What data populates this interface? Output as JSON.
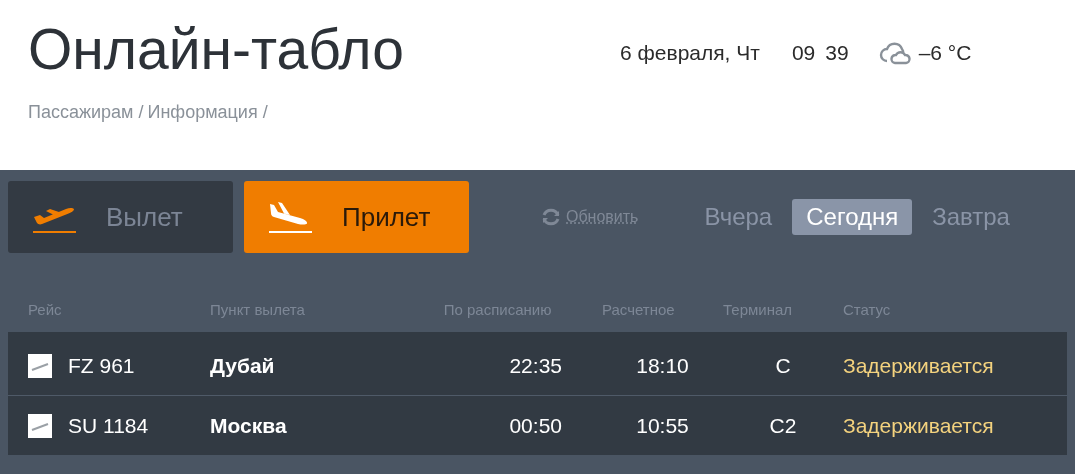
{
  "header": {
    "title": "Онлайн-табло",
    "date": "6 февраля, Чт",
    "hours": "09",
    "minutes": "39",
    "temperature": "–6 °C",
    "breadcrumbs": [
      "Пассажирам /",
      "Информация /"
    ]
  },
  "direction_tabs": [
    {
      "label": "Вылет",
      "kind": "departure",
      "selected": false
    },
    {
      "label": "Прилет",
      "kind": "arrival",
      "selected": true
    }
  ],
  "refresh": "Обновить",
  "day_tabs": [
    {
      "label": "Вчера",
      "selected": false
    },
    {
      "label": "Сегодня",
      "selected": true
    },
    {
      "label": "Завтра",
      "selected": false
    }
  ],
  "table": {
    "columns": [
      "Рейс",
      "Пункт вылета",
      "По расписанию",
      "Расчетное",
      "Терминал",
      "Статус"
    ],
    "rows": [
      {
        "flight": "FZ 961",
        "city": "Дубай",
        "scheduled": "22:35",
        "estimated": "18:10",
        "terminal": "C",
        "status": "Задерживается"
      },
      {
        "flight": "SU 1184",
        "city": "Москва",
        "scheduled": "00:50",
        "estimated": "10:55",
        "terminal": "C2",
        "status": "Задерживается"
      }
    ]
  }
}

## [Your objective]
What you return should match the records above word for word, minus the pictures.

## [Reply]
What data populates this interface? Output as JSON.
{
  "header": {
    "title": "Онлайн-табло",
    "date": "6 февраля, Чт",
    "hours": "09",
    "minutes": "39",
    "temperature": "–6 °C",
    "breadcrumbs": [
      "Пассажирам /",
      "Информация /"
    ]
  },
  "direction_tabs": [
    {
      "label": "Вылет",
      "kind": "departure",
      "selected": false
    },
    {
      "label": "Прилет",
      "kind": "arrival",
      "selected": true
    }
  ],
  "refresh": "Обновить",
  "day_tabs": [
    {
      "label": "Вчера",
      "selected": false
    },
    {
      "label": "Сегодня",
      "selected": true
    },
    {
      "label": "Завтра",
      "selected": false
    }
  ],
  "table": {
    "columns": [
      "Рейс",
      "Пункт вылета",
      "По расписанию",
      "Расчетное",
      "Терминал",
      "Статус"
    ],
    "rows": [
      {
        "flight": "FZ 961",
        "city": "Дубай",
        "scheduled": "22:35",
        "estimated": "18:10",
        "terminal": "C",
        "status": "Задерживается"
      },
      {
        "flight": "SU 1184",
        "city": "Москва",
        "scheduled": "00:50",
        "estimated": "10:55",
        "terminal": "C2",
        "status": "Задерживается"
      }
    ]
  }
}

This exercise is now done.